What is needed: Exclude the pictures and retype the entries as written.
** START **
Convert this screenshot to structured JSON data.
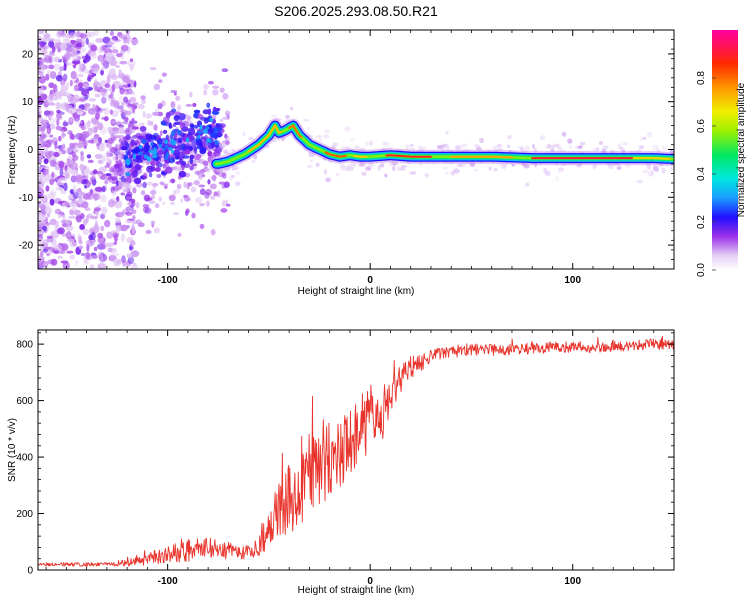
{
  "figure_title": "S206.2025.293.08.50.R21",
  "colorbar": {
    "label": "Normalized spectral amplitude",
    "ticks": [
      "0.0",
      "0.2",
      "0.4",
      "0.6",
      "0.8"
    ],
    "tick_values": [
      0.0,
      0.2,
      0.4,
      0.6,
      0.8
    ],
    "range": [
      0,
      1
    ]
  },
  "chart_data": [
    {
      "type": "heatmap",
      "title": "S206.2025.293.08.50.R21",
      "xlabel": "Height of straight line (km)",
      "ylabel": "Frequency (Hz)",
      "xlim": [
        -164,
        150
      ],
      "ylim": [
        -25,
        25
      ],
      "xticks": [
        -100,
        0,
        100
      ],
      "xtick_labels": [
        "-100",
        "0",
        "100"
      ],
      "yticks": [
        -20,
        -10,
        0,
        10,
        20
      ],
      "ytick_labels": [
        "-20",
        "-10",
        "0",
        "10",
        "20"
      ],
      "ridge": {
        "description": "frequency of peak spectral amplitude vs height",
        "x": [
          -75,
          -70,
          -62,
          -55,
          -50,
          -47,
          -45,
          -42,
          -38,
          -35,
          -30,
          -25,
          -20,
          -15,
          -10,
          -5,
          0,
          10,
          20,
          40,
          60,
          80,
          100,
          120,
          140,
          150
        ],
        "y": [
          -3,
          -2.5,
          -1,
          1,
          3,
          5,
          3.5,
          4,
          5,
          3,
          1,
          0,
          -1,
          -1.5,
          -1.2,
          -1.5,
          -1.5,
          -1.2,
          -1.5,
          -1.5,
          -1.5,
          -1.8,
          -1.8,
          -1.8,
          -1.8,
          -2
        ]
      }
    },
    {
      "type": "line",
      "xlabel": "Height of straight line (km)",
      "ylabel": "SNR (10 * v/v)",
      "xlim": [
        -164,
        150
      ],
      "ylim": [
        0,
        850
      ],
      "xticks": [
        -100,
        0,
        100
      ],
      "xtick_labels": [
        "-100",
        "0",
        "100"
      ],
      "yticks": [
        0,
        200,
        400,
        600,
        800
      ],
      "ytick_labels": [
        "0",
        "200",
        "400",
        "600",
        "800"
      ],
      "series": [
        {
          "name": "SNR",
          "color": "#e8342c",
          "x": [
            -164,
            -140,
            -125,
            -120,
            -110,
            -100,
            -90,
            -80,
            -70,
            -60,
            -55,
            -50,
            -45,
            -40,
            -35,
            -30,
            -25,
            -20,
            -15,
            -10,
            -5,
            0,
            5,
            10,
            15,
            20,
            25,
            30,
            40,
            50,
            60,
            80,
            100,
            120,
            140,
            150
          ],
          "y": [
            20,
            20,
            20,
            30,
            40,
            55,
            70,
            75,
            70,
            60,
            80,
            150,
            220,
            250,
            280,
            340,
            360,
            390,
            420,
            470,
            500,
            550,
            570,
            620,
            680,
            720,
            730,
            760,
            770,
            780,
            780,
            785,
            790,
            790,
            800,
            800
          ],
          "amp": [
            8,
            8,
            8,
            20,
            30,
            40,
            50,
            50,
            40,
            30,
            50,
            80,
            120,
            160,
            160,
            180,
            180,
            180,
            170,
            160,
            150,
            140,
            120,
            90,
            70,
            50,
            40,
            30,
            25,
            25,
            25,
            25,
            25,
            25,
            25,
            25
          ]
        }
      ]
    }
  ]
}
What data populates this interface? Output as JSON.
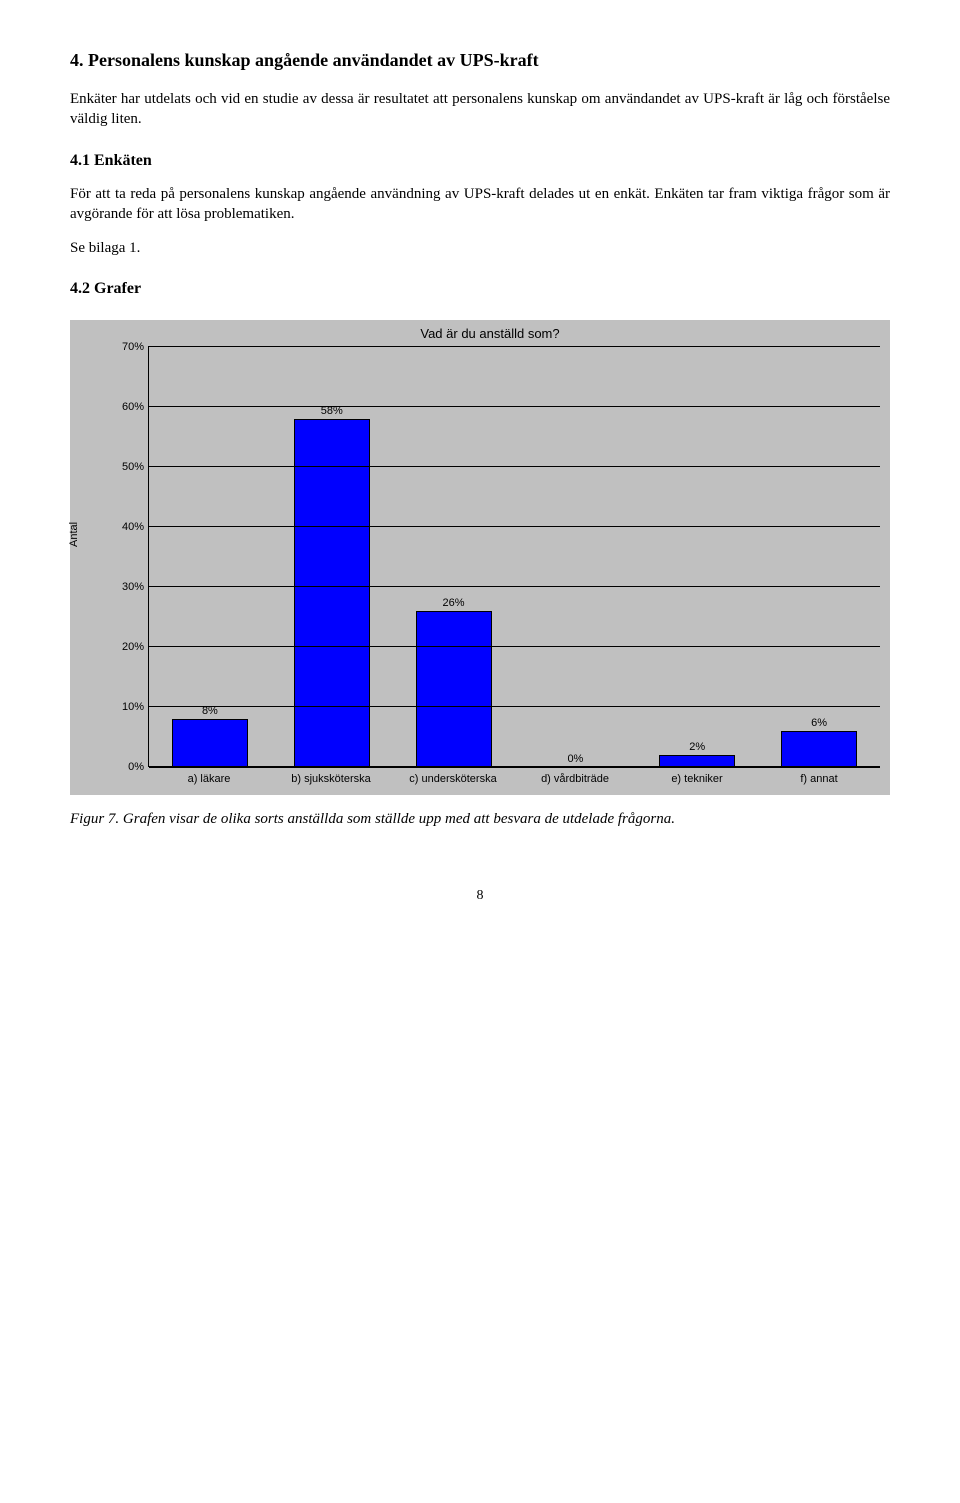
{
  "section": {
    "title": "4.  Personalens kunskap angående användandet av UPS-kraft",
    "intro": "Enkäter har utdelats och vid en studie av dessa är resultatet att personalens kunskap om användandet av UPS-kraft är låg och förståelse väldig liten."
  },
  "sub41": {
    "title": "4.1  Enkäten",
    "p1": "För att ta reda på personalens kunskap angående användning av UPS-kraft delades ut en enkät. Enkäten tar fram viktiga frågor som är avgörande för att lösa problematiken.",
    "p2": "Se bilaga 1."
  },
  "sub42": {
    "title": "4.2  Grafer"
  },
  "chart": {
    "title": "Vad är du anställd som?",
    "ylabel": "Antal",
    "ymax": 70,
    "ytick_step": 10,
    "yticks": [
      "0%",
      "10%",
      "20%",
      "30%",
      "40%",
      "50%",
      "60%",
      "70%"
    ],
    "bar_color": "#0000ff",
    "bar_border": "#000000",
    "background_color": "#c0c0c0",
    "categories": [
      {
        "label": "a) läkare",
        "value": 8,
        "display": "8%"
      },
      {
        "label": "b) sjuksköterska",
        "value": 58,
        "display": "58%"
      },
      {
        "label": "c) undersköterska",
        "value": 26,
        "display": "26%"
      },
      {
        "label": "d) vårdbiträde",
        "value": 0,
        "display": "0%"
      },
      {
        "label": "e) tekniker",
        "value": 2,
        "display": "2%"
      },
      {
        "label": "f) annat",
        "value": 6,
        "display": "6%"
      }
    ]
  },
  "caption": "Figur 7. Grafen visar de olika sorts anställda som ställde upp med att besvara de utdelade frågorna.",
  "page_number": "8"
}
** END **
Answer to the exercise:
Convert this screenshot to structured JSON data.
{
  "figure_title": "S206.2025.293.08.50.R21",
  "colorbar": {
    "label": "Normalized spectral amplitude",
    "ticks": [
      "0.0",
      "0.2",
      "0.4",
      "0.6",
      "0.8"
    ],
    "tick_values": [
      0.0,
      0.2,
      0.4,
      0.6,
      0.8
    ],
    "range": [
      0,
      1
    ]
  },
  "chart_data": [
    {
      "type": "heatmap",
      "title": "S206.2025.293.08.50.R21",
      "xlabel": "Height of straight line (km)",
      "ylabel": "Frequency (Hz)",
      "xlim": [
        -164,
        150
      ],
      "ylim": [
        -25,
        25
      ],
      "xticks": [
        -100,
        0,
        100
      ],
      "xtick_labels": [
        "-100",
        "0",
        "100"
      ],
      "yticks": [
        -20,
        -10,
        0,
        10,
        20
      ],
      "ytick_labels": [
        "-20",
        "-10",
        "0",
        "10",
        "20"
      ],
      "ridge": {
        "description": "frequency of peak spectral amplitude vs height",
        "x": [
          -75,
          -70,
          -62,
          -55,
          -50,
          -47,
          -45,
          -42,
          -38,
          -35,
          -30,
          -25,
          -20,
          -15,
          -10,
          -5,
          0,
          10,
          20,
          40,
          60,
          80,
          100,
          120,
          140,
          150
        ],
        "y": [
          -3,
          -2.5,
          -1,
          1,
          3,
          5,
          3.5,
          4,
          5,
          3,
          1,
          0,
          -1,
          -1.5,
          -1.2,
          -1.5,
          -1.5,
          -1.2,
          -1.5,
          -1.5,
          -1.5,
          -1.8,
          -1.8,
          -1.8,
          -1.8,
          -2
        ]
      }
    },
    {
      "type": "line",
      "xlabel": "Height of straight line (km)",
      "ylabel": "SNR (10 * v/v)",
      "xlim": [
        -164,
        150
      ],
      "ylim": [
        0,
        850
      ],
      "xticks": [
        -100,
        0,
        100
      ],
      "xtick_labels": [
        "-100",
        "0",
        "100"
      ],
      "yticks": [
        0,
        200,
        400,
        600,
        800
      ],
      "ytick_labels": [
        "0",
        "200",
        "400",
        "600",
        "800"
      ],
      "series": [
        {
          "name": "SNR",
          "color": "#e8342c",
          "x": [
            -164,
            -140,
            -125,
            -120,
            -110,
            -100,
            -90,
            -80,
            -70,
            -60,
            -55,
            -50,
            -45,
            -40,
            -35,
            -30,
            -25,
            -20,
            -15,
            -10,
            -5,
            0,
            5,
            10,
            15,
            20,
            25,
            30,
            40,
            50,
            60,
            80,
            100,
            120,
            140,
            150
          ],
          "y": [
            20,
            20,
            20,
            30,
            40,
            55,
            70,
            75,
            70,
            60,
            80,
            150,
            220,
            250,
            280,
            340,
            360,
            390,
            420,
            470,
            500,
            550,
            570,
            620,
            680,
            720,
            730,
            760,
            770,
            780,
            780,
            785,
            790,
            790,
            800,
            800
          ],
          "amp": [
            8,
            8,
            8,
            20,
            30,
            40,
            50,
            50,
            40,
            30,
            50,
            80,
            120,
            160,
            160,
            180,
            180,
            180,
            170,
            160,
            150,
            140,
            120,
            90,
            70,
            50,
            40,
            30,
            25,
            25,
            25,
            25,
            25,
            25,
            25,
            25
          ]
        }
      ]
    }
  ]
}
What data populates this interface? Output as JSON.
{
  "section": {
    "title": "4.  Personalens kunskap angående användandet av UPS-kraft",
    "intro": "Enkäter har utdelats och vid en studie av dessa är resultatet att personalens kunskap om användandet av UPS-kraft är låg och förståelse väldig liten."
  },
  "sub41": {
    "title": "4.1  Enkäten",
    "p1": "För att ta reda på personalens kunskap angående användning av UPS-kraft delades ut en enkät. Enkäten tar fram viktiga frågor som är avgörande för att lösa problematiken.",
    "p2": "Se bilaga 1."
  },
  "sub42": {
    "title": "4.2  Grafer"
  },
  "chart": {
    "title": "Vad är du anställd som?",
    "ylabel": "Antal",
    "ymax": 70,
    "ytick_step": 10,
    "yticks": [
      "0%",
      "10%",
      "20%",
      "30%",
      "40%",
      "50%",
      "60%",
      "70%"
    ],
    "bar_color": "#0000ff",
    "bar_border": "#000000",
    "background_color": "#c0c0c0",
    "categories": [
      {
        "label": "a) läkare",
        "value": 8,
        "display": "8%"
      },
      {
        "label": "b) sjuksköterska",
        "value": 58,
        "display": "58%"
      },
      {
        "label": "c) undersköterska",
        "value": 26,
        "display": "26%"
      },
      {
        "label": "d) vårdbiträde",
        "value": 0,
        "display": "0%"
      },
      {
        "label": "e) tekniker",
        "value": 2,
        "display": "2%"
      },
      {
        "label": "f) annat",
        "value": 6,
        "display": "6%"
      }
    ]
  },
  "caption": "Figur 7. Grafen visar de olika sorts anställda som ställde upp med att besvara de utdelade frågorna.",
  "page_number": "8"
}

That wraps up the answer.